# START OF The records

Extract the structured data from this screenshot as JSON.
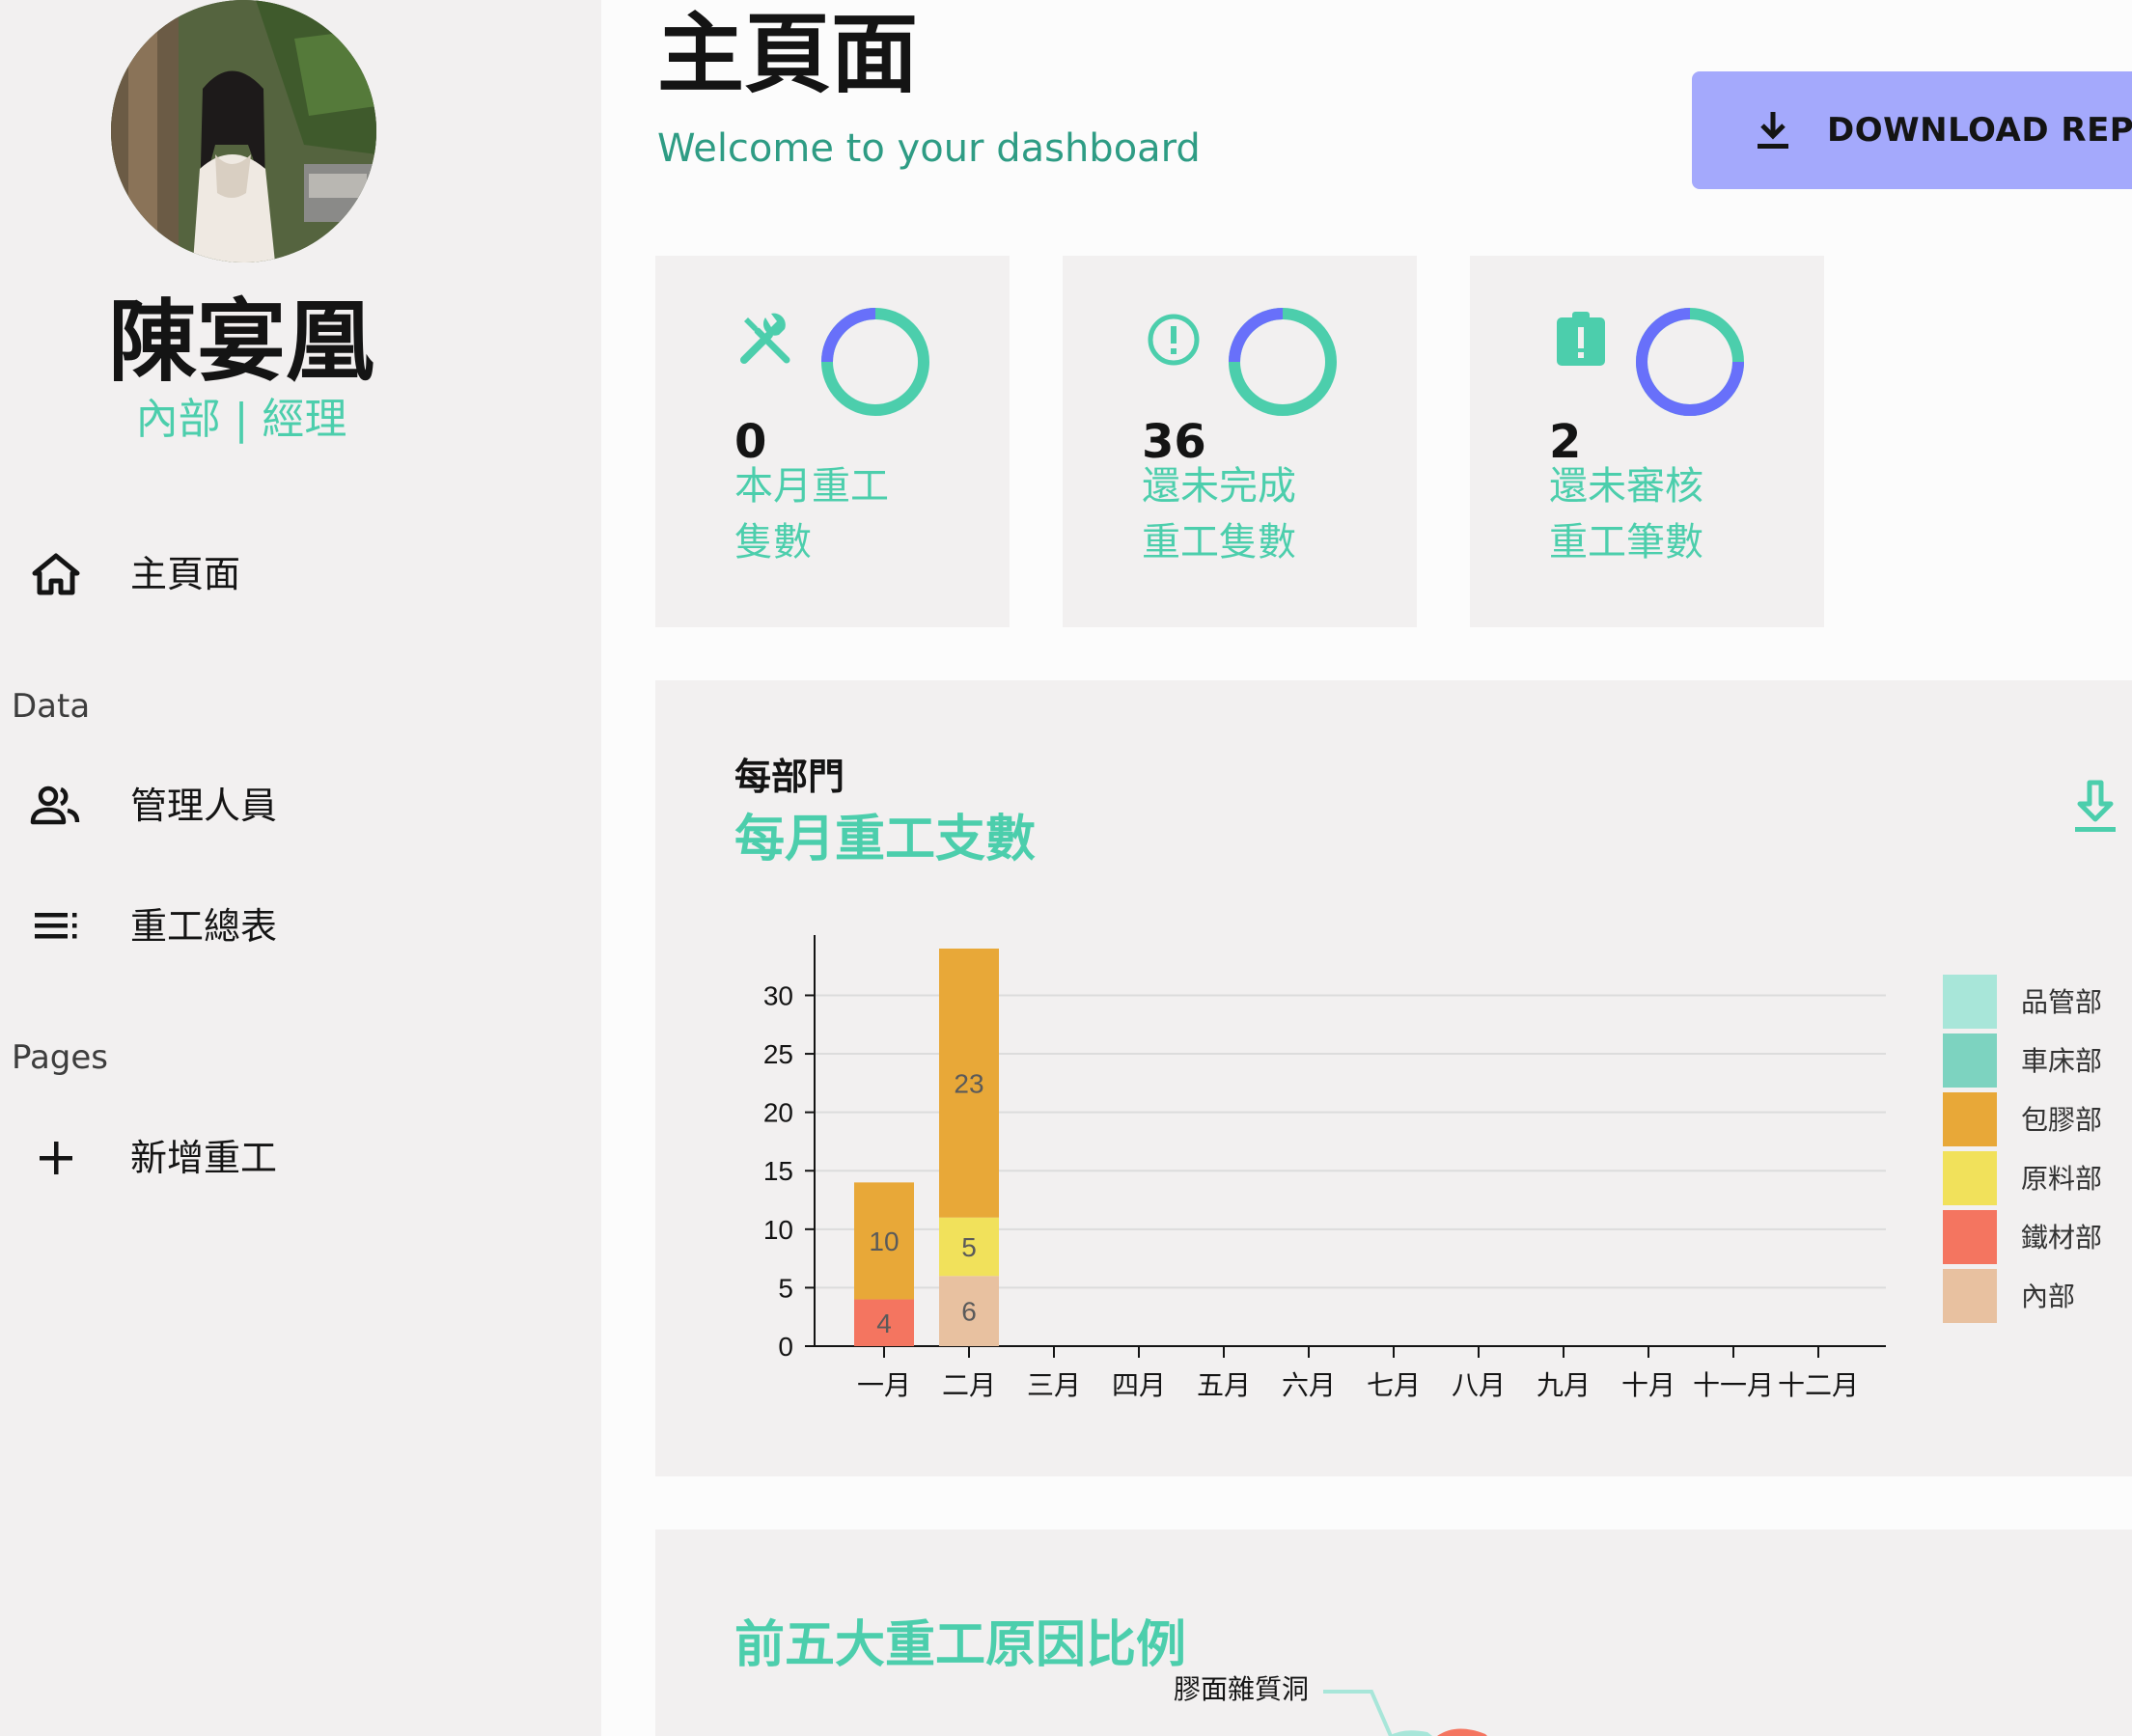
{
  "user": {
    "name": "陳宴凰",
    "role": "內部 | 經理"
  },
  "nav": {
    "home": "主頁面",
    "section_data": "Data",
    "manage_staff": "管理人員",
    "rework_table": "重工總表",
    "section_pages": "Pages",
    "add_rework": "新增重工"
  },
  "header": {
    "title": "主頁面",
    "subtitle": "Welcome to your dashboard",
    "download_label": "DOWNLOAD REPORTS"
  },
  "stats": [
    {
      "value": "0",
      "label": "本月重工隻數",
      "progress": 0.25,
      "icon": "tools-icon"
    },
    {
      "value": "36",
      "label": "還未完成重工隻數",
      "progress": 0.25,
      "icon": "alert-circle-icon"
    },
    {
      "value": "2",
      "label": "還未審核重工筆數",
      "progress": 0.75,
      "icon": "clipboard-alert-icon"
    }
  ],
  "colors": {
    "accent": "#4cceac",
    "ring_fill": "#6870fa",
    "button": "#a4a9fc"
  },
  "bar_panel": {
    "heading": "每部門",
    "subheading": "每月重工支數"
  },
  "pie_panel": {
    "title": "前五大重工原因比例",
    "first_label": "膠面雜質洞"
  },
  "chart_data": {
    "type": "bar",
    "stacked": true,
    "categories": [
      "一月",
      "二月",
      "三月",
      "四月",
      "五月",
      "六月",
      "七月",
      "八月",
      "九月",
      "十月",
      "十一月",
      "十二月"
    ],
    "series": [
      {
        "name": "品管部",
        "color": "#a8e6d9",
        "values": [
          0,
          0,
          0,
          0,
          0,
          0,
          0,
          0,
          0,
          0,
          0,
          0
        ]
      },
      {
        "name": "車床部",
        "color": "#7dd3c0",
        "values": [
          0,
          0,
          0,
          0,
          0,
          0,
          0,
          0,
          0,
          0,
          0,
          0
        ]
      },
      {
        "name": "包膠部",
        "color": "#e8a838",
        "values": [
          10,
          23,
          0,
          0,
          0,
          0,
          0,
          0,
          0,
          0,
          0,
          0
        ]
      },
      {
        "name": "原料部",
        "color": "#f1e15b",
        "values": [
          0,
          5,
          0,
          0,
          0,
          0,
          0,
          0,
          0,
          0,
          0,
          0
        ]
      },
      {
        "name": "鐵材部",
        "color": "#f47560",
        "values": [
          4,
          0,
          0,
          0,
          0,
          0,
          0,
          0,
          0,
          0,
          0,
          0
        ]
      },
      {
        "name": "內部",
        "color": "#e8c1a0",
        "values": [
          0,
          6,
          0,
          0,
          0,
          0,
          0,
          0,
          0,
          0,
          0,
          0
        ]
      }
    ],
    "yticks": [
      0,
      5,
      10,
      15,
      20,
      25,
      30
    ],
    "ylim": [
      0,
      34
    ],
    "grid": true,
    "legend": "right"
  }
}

# END OF The records
# START OF The records

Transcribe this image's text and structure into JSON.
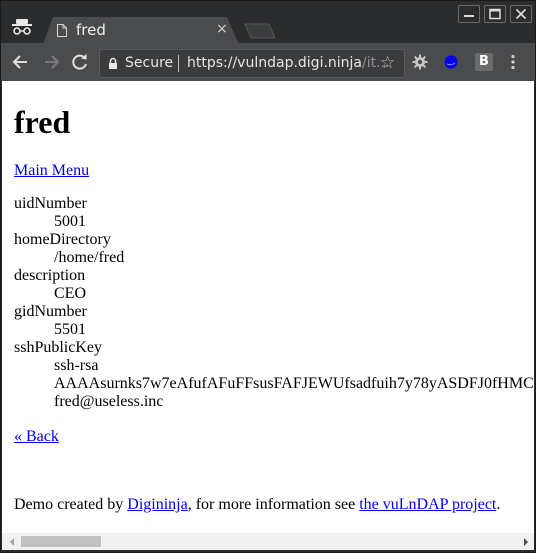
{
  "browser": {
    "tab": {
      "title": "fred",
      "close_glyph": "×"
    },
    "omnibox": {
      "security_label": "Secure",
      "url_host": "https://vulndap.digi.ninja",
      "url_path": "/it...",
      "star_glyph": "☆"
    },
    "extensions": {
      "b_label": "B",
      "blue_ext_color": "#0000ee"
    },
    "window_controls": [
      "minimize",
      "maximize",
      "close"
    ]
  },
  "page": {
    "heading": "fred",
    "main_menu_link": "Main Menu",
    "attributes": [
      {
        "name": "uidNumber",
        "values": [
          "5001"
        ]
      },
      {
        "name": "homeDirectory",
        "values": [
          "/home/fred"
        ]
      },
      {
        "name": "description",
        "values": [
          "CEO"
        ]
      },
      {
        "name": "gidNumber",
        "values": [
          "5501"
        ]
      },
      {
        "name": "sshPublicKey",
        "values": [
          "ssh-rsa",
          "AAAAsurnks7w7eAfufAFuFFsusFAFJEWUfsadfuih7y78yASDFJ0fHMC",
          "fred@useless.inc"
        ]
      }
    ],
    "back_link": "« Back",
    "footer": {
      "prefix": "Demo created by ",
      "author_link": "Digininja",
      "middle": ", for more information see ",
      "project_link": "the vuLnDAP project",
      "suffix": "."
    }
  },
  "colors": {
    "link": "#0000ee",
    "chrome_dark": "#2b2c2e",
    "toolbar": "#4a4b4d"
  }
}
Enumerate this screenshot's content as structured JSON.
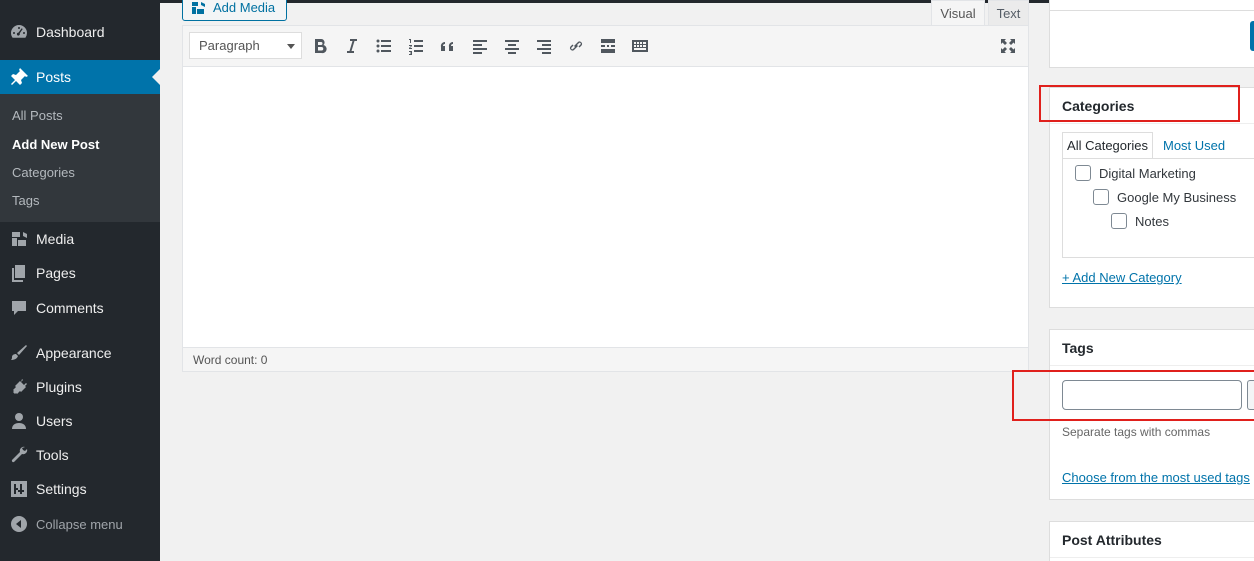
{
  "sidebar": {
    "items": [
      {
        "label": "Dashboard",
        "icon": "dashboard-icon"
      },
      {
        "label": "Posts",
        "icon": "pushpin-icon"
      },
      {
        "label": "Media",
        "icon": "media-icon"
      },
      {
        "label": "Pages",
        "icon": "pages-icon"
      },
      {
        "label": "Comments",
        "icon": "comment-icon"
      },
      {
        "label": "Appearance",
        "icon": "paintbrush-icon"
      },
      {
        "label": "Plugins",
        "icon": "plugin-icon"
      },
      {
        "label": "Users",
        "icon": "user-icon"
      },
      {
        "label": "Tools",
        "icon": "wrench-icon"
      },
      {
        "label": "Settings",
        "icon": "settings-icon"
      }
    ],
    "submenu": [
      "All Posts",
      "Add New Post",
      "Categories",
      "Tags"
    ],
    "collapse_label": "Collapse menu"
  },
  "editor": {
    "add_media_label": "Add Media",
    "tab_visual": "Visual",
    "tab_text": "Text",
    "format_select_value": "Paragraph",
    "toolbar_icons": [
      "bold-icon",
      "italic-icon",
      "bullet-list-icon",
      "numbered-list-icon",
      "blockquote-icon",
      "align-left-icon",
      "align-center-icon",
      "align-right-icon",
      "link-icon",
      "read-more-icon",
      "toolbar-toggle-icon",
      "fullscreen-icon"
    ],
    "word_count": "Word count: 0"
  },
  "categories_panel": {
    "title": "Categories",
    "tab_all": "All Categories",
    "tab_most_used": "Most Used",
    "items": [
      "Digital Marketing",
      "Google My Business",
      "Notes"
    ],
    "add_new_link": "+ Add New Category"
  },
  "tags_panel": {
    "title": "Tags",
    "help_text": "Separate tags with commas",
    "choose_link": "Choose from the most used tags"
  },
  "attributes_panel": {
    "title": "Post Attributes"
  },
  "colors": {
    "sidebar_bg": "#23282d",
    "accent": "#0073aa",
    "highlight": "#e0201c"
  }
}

# END OF The records
# START OF The records

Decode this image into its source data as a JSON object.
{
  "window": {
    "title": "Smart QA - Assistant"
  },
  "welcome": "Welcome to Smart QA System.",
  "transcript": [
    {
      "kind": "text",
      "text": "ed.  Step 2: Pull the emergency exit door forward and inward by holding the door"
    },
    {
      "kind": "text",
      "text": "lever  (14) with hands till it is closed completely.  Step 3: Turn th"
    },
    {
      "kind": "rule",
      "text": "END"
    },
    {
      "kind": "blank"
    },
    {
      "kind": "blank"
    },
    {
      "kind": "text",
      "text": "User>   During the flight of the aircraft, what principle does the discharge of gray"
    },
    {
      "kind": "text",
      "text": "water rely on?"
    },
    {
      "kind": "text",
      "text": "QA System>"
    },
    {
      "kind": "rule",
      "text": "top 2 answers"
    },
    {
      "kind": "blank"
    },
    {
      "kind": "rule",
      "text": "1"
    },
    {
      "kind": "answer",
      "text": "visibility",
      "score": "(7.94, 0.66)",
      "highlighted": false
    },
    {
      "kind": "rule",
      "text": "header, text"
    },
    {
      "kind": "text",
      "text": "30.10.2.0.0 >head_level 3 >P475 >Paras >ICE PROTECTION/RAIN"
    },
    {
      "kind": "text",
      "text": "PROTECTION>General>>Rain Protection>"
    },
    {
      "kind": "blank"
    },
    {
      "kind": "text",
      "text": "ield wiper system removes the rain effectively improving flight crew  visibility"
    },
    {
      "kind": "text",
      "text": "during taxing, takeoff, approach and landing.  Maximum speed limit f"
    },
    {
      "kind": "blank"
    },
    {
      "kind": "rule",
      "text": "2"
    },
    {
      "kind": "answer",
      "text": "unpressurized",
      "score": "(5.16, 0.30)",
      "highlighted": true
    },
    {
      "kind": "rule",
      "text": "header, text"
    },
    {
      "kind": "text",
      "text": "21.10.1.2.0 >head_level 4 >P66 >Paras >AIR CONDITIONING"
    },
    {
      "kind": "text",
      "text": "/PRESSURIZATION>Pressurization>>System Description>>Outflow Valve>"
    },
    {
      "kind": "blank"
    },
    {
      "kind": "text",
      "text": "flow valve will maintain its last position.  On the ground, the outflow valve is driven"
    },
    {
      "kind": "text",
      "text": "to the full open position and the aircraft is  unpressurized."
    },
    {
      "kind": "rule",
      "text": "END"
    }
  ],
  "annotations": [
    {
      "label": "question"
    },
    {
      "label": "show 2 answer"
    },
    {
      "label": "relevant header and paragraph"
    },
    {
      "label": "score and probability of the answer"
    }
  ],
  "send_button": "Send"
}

# END OF The records

- **Written problem**
In the records above, find each line holding "this" and copy it.

- **Complete output**
Extract the structured data from this screenshot as JSON.
Transcribe this image's text and structure into JSON.
Enumerate this screenshot's content as structured JSON.
Decode this image into its source data as a JSON object.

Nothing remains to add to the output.